## start

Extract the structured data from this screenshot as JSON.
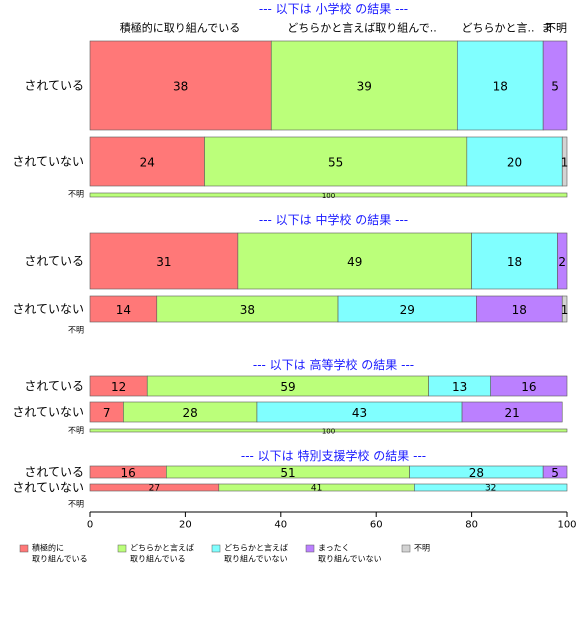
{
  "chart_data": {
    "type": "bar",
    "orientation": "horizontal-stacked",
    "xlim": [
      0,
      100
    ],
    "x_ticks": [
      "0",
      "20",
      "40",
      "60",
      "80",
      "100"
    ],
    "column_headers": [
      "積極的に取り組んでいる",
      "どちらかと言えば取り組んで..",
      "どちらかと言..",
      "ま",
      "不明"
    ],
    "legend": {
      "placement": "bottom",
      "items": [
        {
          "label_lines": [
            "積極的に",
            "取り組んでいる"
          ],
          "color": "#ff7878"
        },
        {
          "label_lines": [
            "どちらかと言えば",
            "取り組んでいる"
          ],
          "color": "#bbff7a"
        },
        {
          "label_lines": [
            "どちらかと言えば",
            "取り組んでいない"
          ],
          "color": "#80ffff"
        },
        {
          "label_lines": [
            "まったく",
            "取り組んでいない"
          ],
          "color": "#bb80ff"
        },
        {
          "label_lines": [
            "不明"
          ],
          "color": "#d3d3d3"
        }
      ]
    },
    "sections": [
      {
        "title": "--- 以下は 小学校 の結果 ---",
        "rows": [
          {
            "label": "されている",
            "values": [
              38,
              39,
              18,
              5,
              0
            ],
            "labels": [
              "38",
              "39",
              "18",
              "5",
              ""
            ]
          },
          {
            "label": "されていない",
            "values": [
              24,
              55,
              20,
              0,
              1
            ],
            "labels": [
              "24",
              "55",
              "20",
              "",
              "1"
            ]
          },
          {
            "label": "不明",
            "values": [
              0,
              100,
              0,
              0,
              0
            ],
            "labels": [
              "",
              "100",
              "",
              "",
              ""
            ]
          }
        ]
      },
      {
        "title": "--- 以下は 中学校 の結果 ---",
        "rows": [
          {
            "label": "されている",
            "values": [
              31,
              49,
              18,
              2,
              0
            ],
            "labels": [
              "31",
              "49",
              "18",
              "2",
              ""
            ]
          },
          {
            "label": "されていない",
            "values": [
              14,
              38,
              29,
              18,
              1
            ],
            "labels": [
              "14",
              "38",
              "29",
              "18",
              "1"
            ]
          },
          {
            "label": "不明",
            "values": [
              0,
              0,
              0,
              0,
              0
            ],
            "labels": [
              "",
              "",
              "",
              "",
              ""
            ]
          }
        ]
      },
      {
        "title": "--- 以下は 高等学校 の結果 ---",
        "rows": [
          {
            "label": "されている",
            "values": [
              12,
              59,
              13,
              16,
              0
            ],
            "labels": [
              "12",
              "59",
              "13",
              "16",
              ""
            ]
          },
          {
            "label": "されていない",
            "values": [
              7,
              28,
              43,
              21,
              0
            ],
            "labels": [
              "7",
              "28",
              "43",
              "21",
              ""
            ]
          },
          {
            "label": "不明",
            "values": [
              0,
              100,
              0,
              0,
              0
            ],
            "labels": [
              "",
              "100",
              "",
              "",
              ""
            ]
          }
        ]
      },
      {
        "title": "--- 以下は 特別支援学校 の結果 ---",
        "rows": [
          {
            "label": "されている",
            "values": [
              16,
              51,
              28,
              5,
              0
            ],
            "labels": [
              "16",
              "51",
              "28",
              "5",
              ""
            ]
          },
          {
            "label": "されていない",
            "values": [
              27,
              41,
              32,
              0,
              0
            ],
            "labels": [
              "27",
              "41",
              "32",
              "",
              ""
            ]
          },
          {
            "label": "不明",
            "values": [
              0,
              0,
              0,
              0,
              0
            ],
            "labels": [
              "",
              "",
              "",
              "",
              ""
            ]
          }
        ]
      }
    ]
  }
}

## end

## What is expected
Return the entries unchanged, save for the pictures, which do not belong in the copy.

## Output for this task
Extract the structured data from this screenshot as JSON.
{
  "chart_data": {
    "type": "bar",
    "orientation": "horizontal-stacked",
    "xlim": [
      0,
      100
    ],
    "x_ticks": [
      "0",
      "20",
      "40",
      "60",
      "80",
      "100"
    ],
    "column_headers": [
      "積極的に取り組んでいる",
      "どちらかと言えば取り組んで..",
      "どちらかと言..",
      "ま",
      "不明"
    ],
    "legend": {
      "placement": "bottom",
      "items": [
        {
          "label_lines": [
            "積極的に",
            "取り組んでいる"
          ],
          "color": "#ff7878"
        },
        {
          "label_lines": [
            "どちらかと言えば",
            "取り組んでいる"
          ],
          "color": "#bbff7a"
        },
        {
          "label_lines": [
            "どちらかと言えば",
            "取り組んでいない"
          ],
          "color": "#80ffff"
        },
        {
          "label_lines": [
            "まったく",
            "取り組んでいない"
          ],
          "color": "#bb80ff"
        },
        {
          "label_lines": [
            "不明"
          ],
          "color": "#d3d3d3"
        }
      ]
    },
    "sections": [
      {
        "title": "--- 以下は 小学校 の結果 ---",
        "rows": [
          {
            "label": "されている",
            "values": [
              38,
              39,
              18,
              5,
              0
            ],
            "labels": [
              "38",
              "39",
              "18",
              "5",
              ""
            ]
          },
          {
            "label": "されていない",
            "values": [
              24,
              55,
              20,
              0,
              1
            ],
            "labels": [
              "24",
              "55",
              "20",
              "",
              "1"
            ]
          },
          {
            "label": "不明",
            "values": [
              0,
              100,
              0,
              0,
              0
            ],
            "labels": [
              "",
              "100",
              "",
              "",
              ""
            ]
          }
        ]
      },
      {
        "title": "--- 以下は 中学校 の結果 ---",
        "rows": [
          {
            "label": "されている",
            "values": [
              31,
              49,
              18,
              2,
              0
            ],
            "labels": [
              "31",
              "49",
              "18",
              "2",
              ""
            ]
          },
          {
            "label": "されていない",
            "values": [
              14,
              38,
              29,
              18,
              1
            ],
            "labels": [
              "14",
              "38",
              "29",
              "18",
              "1"
            ]
          },
          {
            "label": "不明",
            "values": [
              0,
              0,
              0,
              0,
              0
            ],
            "labels": [
              "",
              "",
              "",
              "",
              ""
            ]
          }
        ]
      },
      {
        "title": "--- 以下は 高等学校 の結果 ---",
        "rows": [
          {
            "label": "されている",
            "values": [
              12,
              59,
              13,
              16,
              0
            ],
            "labels": [
              "12",
              "59",
              "13",
              "16",
              ""
            ]
          },
          {
            "label": "されていない",
            "values": [
              7,
              28,
              43,
              21,
              0
            ],
            "labels": [
              "7",
              "28",
              "43",
              "21",
              ""
            ]
          },
          {
            "label": "不明",
            "values": [
              0,
              100,
              0,
              0,
              0
            ],
            "labels": [
              "",
              "100",
              "",
              "",
              ""
            ]
          }
        ]
      },
      {
        "title": "--- 以下は 特別支援学校 の結果 ---",
        "rows": [
          {
            "label": "されている",
            "values": [
              16,
              51,
              28,
              5,
              0
            ],
            "labels": [
              "16",
              "51",
              "28",
              "5",
              ""
            ]
          },
          {
            "label": "されていない",
            "values": [
              27,
              41,
              32,
              0,
              0
            ],
            "labels": [
              "27",
              "41",
              "32",
              "",
              ""
            ]
          },
          {
            "label": "不明",
            "values": [
              0,
              0,
              0,
              0,
              0
            ],
            "labels": [
              "",
              "",
              "",
              "",
              ""
            ]
          }
        ]
      }
    ]
  }
}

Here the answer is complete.